Collected data entries:
# # # # # # #
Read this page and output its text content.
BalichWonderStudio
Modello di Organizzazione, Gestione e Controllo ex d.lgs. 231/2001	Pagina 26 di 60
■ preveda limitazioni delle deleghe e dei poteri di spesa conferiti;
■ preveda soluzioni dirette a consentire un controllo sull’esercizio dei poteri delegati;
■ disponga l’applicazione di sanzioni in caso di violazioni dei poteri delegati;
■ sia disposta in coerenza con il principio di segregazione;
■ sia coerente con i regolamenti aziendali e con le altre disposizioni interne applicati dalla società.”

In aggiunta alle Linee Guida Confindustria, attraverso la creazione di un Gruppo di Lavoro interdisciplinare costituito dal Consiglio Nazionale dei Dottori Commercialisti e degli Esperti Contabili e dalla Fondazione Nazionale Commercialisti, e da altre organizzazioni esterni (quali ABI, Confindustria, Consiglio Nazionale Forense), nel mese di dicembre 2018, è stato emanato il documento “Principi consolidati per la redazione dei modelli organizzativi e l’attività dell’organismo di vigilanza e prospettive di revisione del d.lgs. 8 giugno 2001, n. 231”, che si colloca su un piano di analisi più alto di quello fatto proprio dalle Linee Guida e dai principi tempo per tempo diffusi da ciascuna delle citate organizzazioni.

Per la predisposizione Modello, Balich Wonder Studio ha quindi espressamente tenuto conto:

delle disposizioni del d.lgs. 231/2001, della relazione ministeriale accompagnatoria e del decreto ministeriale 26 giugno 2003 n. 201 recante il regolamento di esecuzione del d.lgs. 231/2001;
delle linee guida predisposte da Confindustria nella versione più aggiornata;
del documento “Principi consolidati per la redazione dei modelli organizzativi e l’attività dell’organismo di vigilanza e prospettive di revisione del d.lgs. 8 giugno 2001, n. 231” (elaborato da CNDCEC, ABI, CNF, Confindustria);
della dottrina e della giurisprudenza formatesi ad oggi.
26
# # # # # # #
REQUIRED TASK: Restate each record exactly as written.

IN RESPONSE:
Read this page and output its text content.
BalichWonderStudio
Modello di Organizzazione, Gestione e Controllo ex d.lgs. 231/2001	Pagina 26 di 60
■ preveda limitazioni delle deleghe e dei poteri di spesa conferiti;
■ preveda soluzioni dirette a consentire un controllo sull’esercizio dei poteri delegati;
■ disponga l’applicazione di sanzioni in caso di violazioni dei poteri delegati;
■ sia disposta in coerenza con il principio di segregazione;
■ sia coerente con i regolamenti aziendali e con le altre disposizioni interne applicati dalla società.”

In aggiunta alle Linee Guida Confindustria, attraverso la creazione di un Gruppo di Lavoro interdisciplinare costituito dal Consiglio Nazionale dei Dottori Commercialisti e degli Esperti Contabili e dalla Fondazione Nazionale Commercialisti, e da altre organizzazioni esterni (quali ABI, Confindustria, Consiglio Nazionale Forense), nel mese di dicembre 2018, è stato emanato il documento “Principi consolidati per la redazione dei modelli organizzativi e l’attività dell’organismo di vigilanza e prospettive di revisione del d.lgs. 8 giugno 2001, n. 231”, che si colloca su un piano di analisi più alto di quello fatto proprio dalle Linee Guida e dai principi tempo per tempo diffusi da ciascuna delle citate organizzazioni.

Per la predisposizione Modello, Balich Wonder Studio ha quindi espressamente tenuto conto:

delle disposizioni del d.lgs. 231/2001, della relazione ministeriale accompagnatoria e del decreto ministeriale 26 giugno 2003 n. 201 recante il regolamento di esecuzione del d.lgs. 231/2001;
delle linee guida predisposte da Confindustria nella versione più aggiornata;
del documento “Principi consolidati per la redazione dei modelli organizzativi e l’attività dell’organismo di vigilanza e prospettive di revisione del d.lgs. 8 giugno 2001, n. 231” (elaborato da CNDCEC, ABI, CNF, Confindustria);
della dottrina e della giurisprudenza formatesi ad oggi.
26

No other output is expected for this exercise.